* **Exercise objective**:
In the entries below, find the lines with the word "color" and copy them.
════════
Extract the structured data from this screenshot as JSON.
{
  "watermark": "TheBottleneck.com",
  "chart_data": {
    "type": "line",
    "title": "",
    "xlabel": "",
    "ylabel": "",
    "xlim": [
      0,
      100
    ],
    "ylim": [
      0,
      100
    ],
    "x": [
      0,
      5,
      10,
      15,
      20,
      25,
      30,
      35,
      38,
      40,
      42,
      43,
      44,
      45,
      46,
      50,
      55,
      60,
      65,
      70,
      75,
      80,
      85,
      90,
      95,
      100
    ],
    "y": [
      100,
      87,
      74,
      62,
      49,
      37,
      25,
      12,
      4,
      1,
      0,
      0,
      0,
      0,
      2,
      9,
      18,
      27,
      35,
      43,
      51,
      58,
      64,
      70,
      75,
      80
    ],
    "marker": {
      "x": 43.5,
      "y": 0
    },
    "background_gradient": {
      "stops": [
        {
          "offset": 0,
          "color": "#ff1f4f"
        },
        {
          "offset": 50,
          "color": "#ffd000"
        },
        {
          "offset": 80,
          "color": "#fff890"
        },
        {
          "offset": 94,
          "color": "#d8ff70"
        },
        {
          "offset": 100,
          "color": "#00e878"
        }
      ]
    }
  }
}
════════
* **Answer to this exercise**:
          "color": "#ff1f4f"
          "color": "#ffd000"
          "color": "#fff890"
          "color": "#d8ff70"
          "color": "#00e878"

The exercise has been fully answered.